==== Input
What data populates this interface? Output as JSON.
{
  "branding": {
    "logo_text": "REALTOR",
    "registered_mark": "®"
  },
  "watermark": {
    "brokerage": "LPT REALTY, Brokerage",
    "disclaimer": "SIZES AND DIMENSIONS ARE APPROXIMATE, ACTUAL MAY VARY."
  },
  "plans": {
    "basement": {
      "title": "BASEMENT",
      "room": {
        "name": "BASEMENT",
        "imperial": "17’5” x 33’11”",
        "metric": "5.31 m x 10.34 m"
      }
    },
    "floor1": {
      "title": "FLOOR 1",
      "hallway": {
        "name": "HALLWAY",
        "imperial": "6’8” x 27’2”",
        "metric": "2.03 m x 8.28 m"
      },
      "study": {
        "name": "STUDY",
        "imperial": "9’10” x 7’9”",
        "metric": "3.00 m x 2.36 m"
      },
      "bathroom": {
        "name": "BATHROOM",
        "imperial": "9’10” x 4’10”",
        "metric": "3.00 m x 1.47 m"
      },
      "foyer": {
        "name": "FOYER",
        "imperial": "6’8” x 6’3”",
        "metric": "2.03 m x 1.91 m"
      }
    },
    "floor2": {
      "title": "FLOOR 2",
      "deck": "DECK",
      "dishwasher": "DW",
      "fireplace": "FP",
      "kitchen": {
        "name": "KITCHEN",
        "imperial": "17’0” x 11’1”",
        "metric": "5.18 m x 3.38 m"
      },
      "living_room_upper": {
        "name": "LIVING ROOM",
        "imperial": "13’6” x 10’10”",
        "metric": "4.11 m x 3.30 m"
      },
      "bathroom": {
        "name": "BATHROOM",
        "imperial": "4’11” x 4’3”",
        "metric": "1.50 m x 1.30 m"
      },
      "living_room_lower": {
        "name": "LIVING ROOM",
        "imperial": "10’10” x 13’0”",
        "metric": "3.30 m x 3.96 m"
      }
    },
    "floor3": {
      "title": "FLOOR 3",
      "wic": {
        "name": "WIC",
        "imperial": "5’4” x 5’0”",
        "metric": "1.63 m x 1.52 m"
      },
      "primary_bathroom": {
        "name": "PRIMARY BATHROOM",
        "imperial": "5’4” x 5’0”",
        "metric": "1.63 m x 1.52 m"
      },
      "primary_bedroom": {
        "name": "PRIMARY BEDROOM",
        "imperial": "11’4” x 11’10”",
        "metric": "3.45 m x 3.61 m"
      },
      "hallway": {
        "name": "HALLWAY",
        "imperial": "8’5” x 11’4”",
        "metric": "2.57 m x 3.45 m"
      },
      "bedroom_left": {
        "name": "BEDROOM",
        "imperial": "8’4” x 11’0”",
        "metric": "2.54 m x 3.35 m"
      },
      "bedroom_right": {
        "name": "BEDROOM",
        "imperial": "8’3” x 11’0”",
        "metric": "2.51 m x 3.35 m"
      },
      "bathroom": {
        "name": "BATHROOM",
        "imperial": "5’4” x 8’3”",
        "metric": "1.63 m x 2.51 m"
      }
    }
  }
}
========
### Work to be completed
Take the lines above and retype all of them exactly.

### Output of the exercise
What data populates this interface? Output as JSON.
{
  "branding": {
    "logo_text": "REALTOR",
    "registered_mark": "®"
  },
  "watermark": {
    "brokerage": "LPT REALTY, Brokerage",
    "disclaimer": "SIZES AND DIMENSIONS ARE APPROXIMATE, ACTUAL MAY VARY."
  },
  "plans": {
    "basement": {
      "title": "BASEMENT",
      "room": {
        "name": "BASEMENT",
        "imperial": "17’5” x 33’11”",
        "metric": "5.31 m x 10.34 m"
      }
    },
    "floor1": {
      "title": "FLOOR 1",
      "hallway": {
        "name": "HALLWAY",
        "imperial": "6’8” x 27’2”",
        "metric": "2.03 m x 8.28 m"
      },
      "study": {
        "name": "STUDY",
        "imperial": "9’10” x 7’9”",
        "metric": "3.00 m x 2.36 m"
      },
      "bathroom": {
        "name": "BATHROOM",
        "imperial": "9’10” x 4’10”",
        "metric": "3.00 m x 1.47 m"
      },
      "foyer": {
        "name": "FOYER",
        "imperial": "6’8” x 6’3”",
        "metric": "2.03 m x 1.91 m"
      }
    },
    "floor2": {
      "title": "FLOOR 2",
      "deck": "DECK",
      "dishwasher": "DW",
      "fireplace": "FP",
      "kitchen": {
        "name": "KITCHEN",
        "imperial": "17’0” x 11’1”",
        "metric": "5.18 m x 3.38 m"
      },
      "living_room_upper": {
        "name": "LIVING ROOM",
        "imperial": "13’6” x 10’10”",
        "metric": "4.11 m x 3.30 m"
      },
      "bathroom": {
        "name": "BATHROOM",
        "imperial": "4’11” x 4’3”",
        "metric": "1.50 m x 1.30 m"
      },
      "living_room_lower": {
        "name": "LIVING ROOM",
        "imperial": "10’10” x 13’0”",
        "metric": "3.30 m x 3.96 m"
      }
    },
    "floor3": {
      "title": "FLOOR 3",
      "wic": {
        "name": "WIC",
        "imperial": "5’4” x 5’0”",
        "metric": "1.63 m x 1.52 m"
      },
      "primary_bathroom": {
        "name": "PRIMARY BATHROOM",
        "imperial": "5’4” x 5’0”",
        "metric": "1.63 m x 1.52 m"
      },
      "primary_bedroom": {
        "name": "PRIMARY BEDROOM",
        "imperial": "11’4” x 11’10”",
        "metric": "3.45 m x 3.61 m"
      },
      "hallway": {
        "name": "HALLWAY",
        "imperial": "8’5” x 11’4”",
        "metric": "2.57 m x 3.45 m"
      },
      "bedroom_left": {
        "name": "BEDROOM",
        "imperial": "8’4” x 11’0”",
        "metric": "2.54 m x 3.35 m"
      },
      "bedroom_right": {
        "name": "BEDROOM",
        "imperial": "8’3” x 11’0”",
        "metric": "2.51 m x 3.35 m"
      },
      "bathroom": {
        "name": "BATHROOM",
        "imperial": "5’4” x 8’3”",
        "metric": "1.63 m x 2.51 m"
      }
    }
  }
}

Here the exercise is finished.